[START INFORMATION SUPPLIED]

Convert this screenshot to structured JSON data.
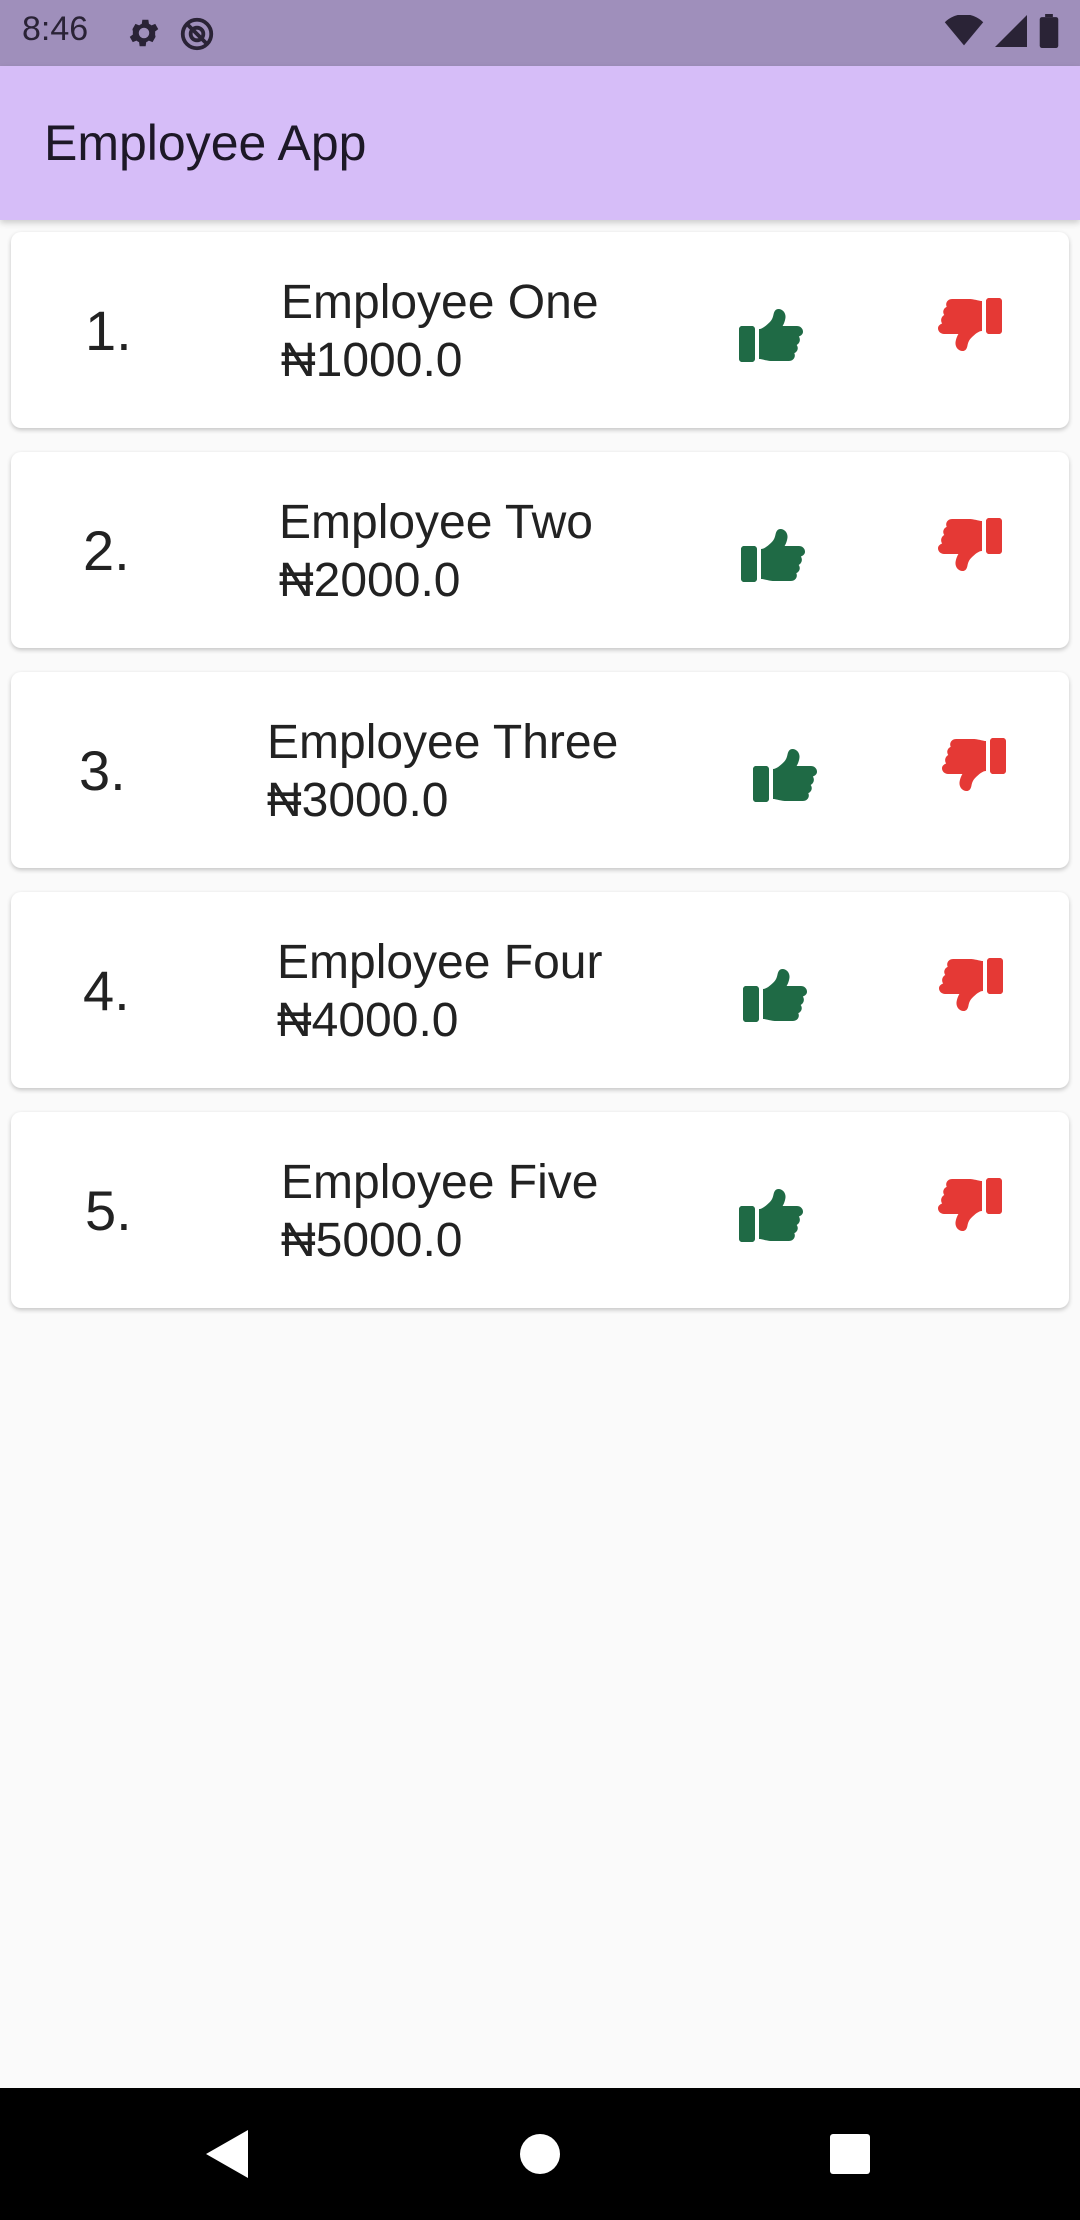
{
  "status_bar": {
    "time": "8:46",
    "icons": [
      "settings-icon",
      "do-not-disturb-icon",
      "wifi-icon",
      "signal-icon",
      "battery-icon"
    ]
  },
  "app_bar": {
    "title": "Employee App",
    "background_color": "#d6bdf8"
  },
  "employees": [
    {
      "number": "1.",
      "name": "Employee One",
      "salary": "₦1000.0"
    },
    {
      "number": "2.",
      "name": "Employee Two",
      "salary": "₦2000.0"
    },
    {
      "number": "3.",
      "name": "Employee Three",
      "salary": "₦3000.0"
    },
    {
      "number": "4.",
      "name": "Employee Four",
      "salary": "₦4000.0"
    },
    {
      "number": "5.",
      "name": "Employee Five",
      "salary": "₦5000.0"
    }
  ],
  "actions": {
    "like_icon": "thumbs-up-icon",
    "dislike_icon": "thumbs-down-icon",
    "like_color": "#1f6a45",
    "dislike_color": "#e53935"
  },
  "nav_bar": {
    "icons": [
      "back-icon",
      "home-icon",
      "recents-icon"
    ]
  }
}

[END INFORMATION SUPPLIED]

DESCRIPTION OF THE TASK: Each record should be quoted exactly, with the images omitted.

SOLUTION:
Convert this screenshot to structured JSON data.
{
  "status_bar": {
    "time": "8:46",
    "icons": [
      "settings-icon",
      "do-not-disturb-icon",
      "wifi-icon",
      "signal-icon",
      "battery-icon"
    ]
  },
  "app_bar": {
    "title": "Employee App",
    "background_color": "#d6bdf8"
  },
  "employees": [
    {
      "number": "1.",
      "name": "Employee One",
      "salary": "₦1000.0"
    },
    {
      "number": "2.",
      "name": "Employee Two",
      "salary": "₦2000.0"
    },
    {
      "number": "3.",
      "name": "Employee Three",
      "salary": "₦3000.0"
    },
    {
      "number": "4.",
      "name": "Employee Four",
      "salary": "₦4000.0"
    },
    {
      "number": "5.",
      "name": "Employee Five",
      "salary": "₦5000.0"
    }
  ],
  "actions": {
    "like_icon": "thumbs-up-icon",
    "dislike_icon": "thumbs-down-icon",
    "like_color": "#1f6a45",
    "dislike_color": "#e53935"
  },
  "nav_bar": {
    "icons": [
      "back-icon",
      "home-icon",
      "recents-icon"
    ]
  }
}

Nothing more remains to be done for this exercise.